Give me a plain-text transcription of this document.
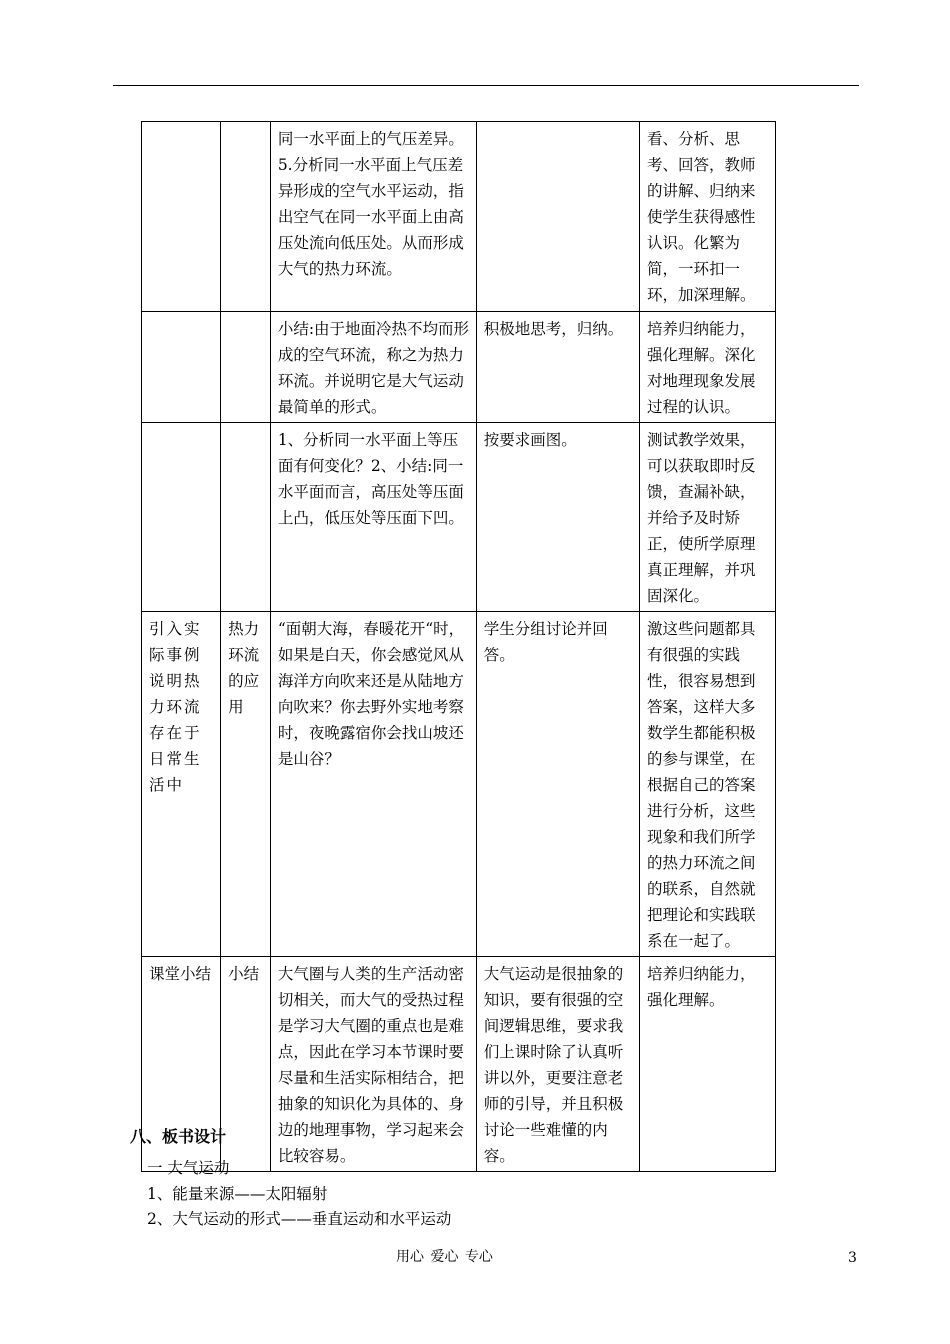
		同一水平面上的气压差异。5.分析同一水平面上气压差异形成的空气水平运动，指出空气在同一水平面上由高压处流向低压处。从而形成大气的热力环流。		看、分析、思考、回答，教师的讲解、归纳来使学生获得感性认识。化繁为简，一环扣一环，加深理解。
		小结:由于地面冷热不均而形成的空气环流，称之为热力环流。并说明它是大气运动最简单的形式。	积极地思考，归纳。	培养归纳能力，强化理解。深化对地理现象发展过程的认识。
		1、分析同一水平面上等压面有何变化？2、小结:同一水平面而言，高压处等压面上凸，低压处等压面下凹。	按要求画图。	测试教学效果，可以获取即时反馈，查漏补缺，并给予及时矫正，使所学原理真正理解，并巩固深化。
引入实际事例说明热力环流存在于日常生活中	热力环流的应用	“面朝大海，春暖花开“时，如果是白天，你会感觉风从海洋方向吹来还是从陆地方向吹来？你去野外实地考察时，夜晚露宿你会找山坡还是山谷？	学生分组讨论并回答。	激这些问题都具有很强的实践性，很容易想到答案，这样大多数学生都能积极的参与课堂，在根据自己的答案进行分析，这些现象和我们所学的热力环流之间的联系，自然就把理论和实践联系在一起了。
课堂小结	小结	大气圈与人类的生产活动密切相关，而大气的受热过程是学习大气圈的重点也是难点，因此在学习本节课时要尽量和生活实际相结合，把抽象的知识化为具体的、身边的地理事物，学习起来会比较容易。	大气运动是很抽象的知识，要有很强的空间逻辑思维，要求我们上课时除了认真听讲以外，更要注意老师的引导，并且积极讨论一些难懂的内容。	培养归纳能力，强化理解。
八、板书设计
一 大气运动
1、能量来源——太阳辐射
2、大气运动的形式——垂直运动和水平运动
用心 爱心 专心	3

* **Your goal**
Exclude the pictures and transcribe all of the entries exactly.

* **Finished exercise**
Give me a plain-text transcription of this document.
		同一水平面上的气压差异。5.分析同一水平面上气压差异形成的空气水平运动，指出空气在同一水平面上由高压处流向低压处。从而形成大气的热力环流。		看、分析、思考、回答，教师的讲解、归纳来使学生获得感性认识。化繁为简，一环扣一环，加深理解。
		小结:由于地面冷热不均而形成的空气环流，称之为热力环流。并说明它是大气运动最简单的形式。	积极地思考，归纳。	培养归纳能力，强化理解。深化对地理现象发展过程的认识。
		1、分析同一水平面上等压面有何变化？2、小结:同一水平面而言，高压处等压面上凸，低压处等压面下凹。	按要求画图。	测试教学效果，可以获取即时反馈，查漏补缺，并给予及时矫正，使所学原理真正理解，并巩固深化。
引入实际事例说明热力环流存在于日常生活中	热力环流的应用	“面朝大海，春暖花开“时，如果是白天，你会感觉风从海洋方向吹来还是从陆地方向吹来？你去野外实地考察时，夜晚露宿你会找山坡还是山谷？	学生分组讨论并回答。	激这些问题都具有很强的实践性，很容易想到答案，这样大多数学生都能积极的参与课堂，在根据自己的答案进行分析，这些现象和我们所学的热力环流之间的联系，自然就把理论和实践联系在一起了。
课堂小结	小结	大气圈与人类的生产活动密切相关，而大气的受热过程是学习大气圈的重点也是难点，因此在学习本节课时要尽量和生活实际相结合，把抽象的知识化为具体的、身边的地理事物，学习起来会比较容易。	大气运动是很抽象的知识，要有很强的空间逻辑思维，要求我们上课时除了认真听讲以外，更要注意老师的引导，并且积极讨论一些难懂的内容。	培养归纳能力，强化理解。
八、板书设计
一 大气运动
1、能量来源——太阳辐射
2、大气运动的形式——垂直运动和水平运动
用心 爱心 专心	3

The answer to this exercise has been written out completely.